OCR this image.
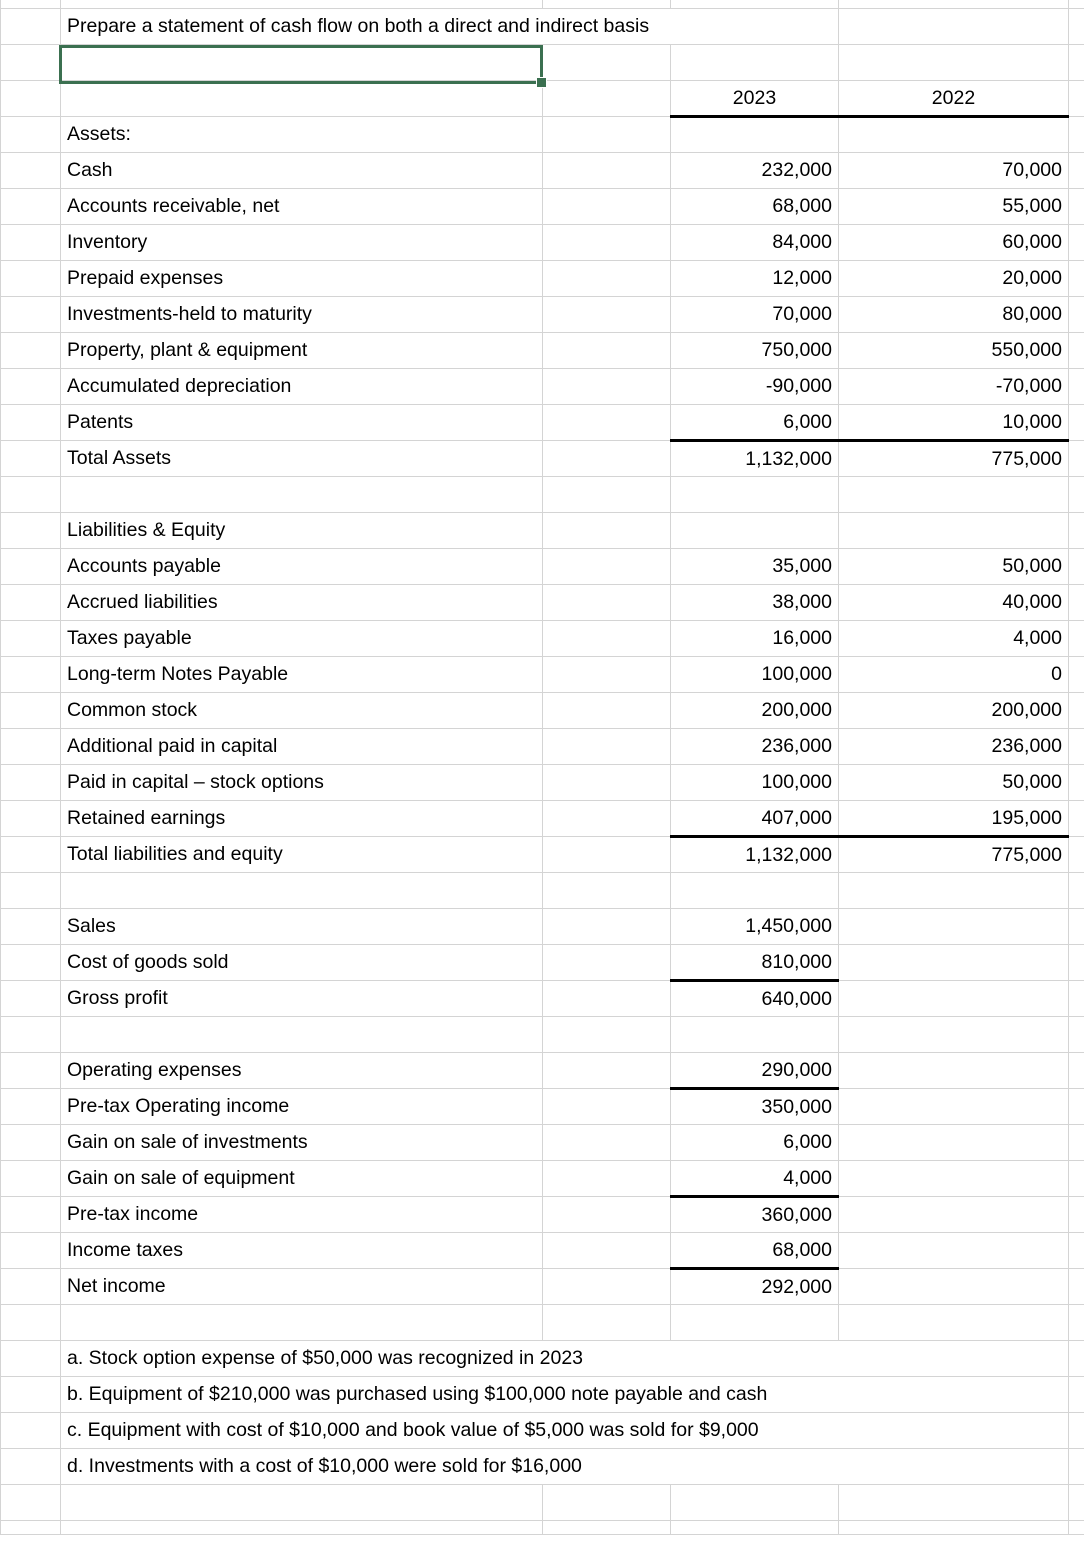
	Prepare a statement of cash flow on both a direct and indirect basis				

			2023	2022	
	Assets:				
	Cash		232,000	70,000	
	Accounts receivable, net		68,000	55,000	
	Inventory		84,000	60,000	
	Prepaid expenses		12,000	20,000	
	Investments-held to maturity		70,000	80,000	
	Property, plant & equipment		750,000	550,000	
	Accumulated depreciation		-90,000	-70,000	
	Patents		6,000	10,000	
	Total Assets		1,132,000	775,000	

	Liabilities & Equity				
	Accounts payable		35,000	50,000	
	Accrued liabilities		38,000	40,000	
	Taxes payable		16,000	4,000	
	Long-term Notes Payable		100,000	0	
	Common stock		200,000	200,000	
	Additional paid in capital		236,000	236,000	
	Paid in capital – stock options		100,000	50,000	
	Retained earnings		407,000	195,000	
	Total liabilities and equity		1,132,000	775,000	

	Sales		1,450,000		
	Cost of goods sold		810,000		
	Gross profit		640,000		

	Operating expenses		290,000		
	Pre-tax Operating income		350,000		
	Gain on sale of investments		6,000		
	Gain on sale of equipment		4,000		
	Pre-tax income		360,000		
	Income taxes		68,000		
	Net income		292,000		

	a. Stock option expense of $50,000 was recognized in 2023				

	b. Equipment of $210,000 was purchased using $100,000 note payable and cash				

	c. Equipment with cost of $10,000 and book value of $5,000 was sold for $9,000				

	d. Investments with a cost of $10,000 were sold for $16,000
....................
-- Exercise prompt --
Copy each line of the preceding data that contains the string "Total".

-- Expected answer --
	Total Assets		1,132,000	775,000	
	Total liabilities and equity		1,132,000	775,000	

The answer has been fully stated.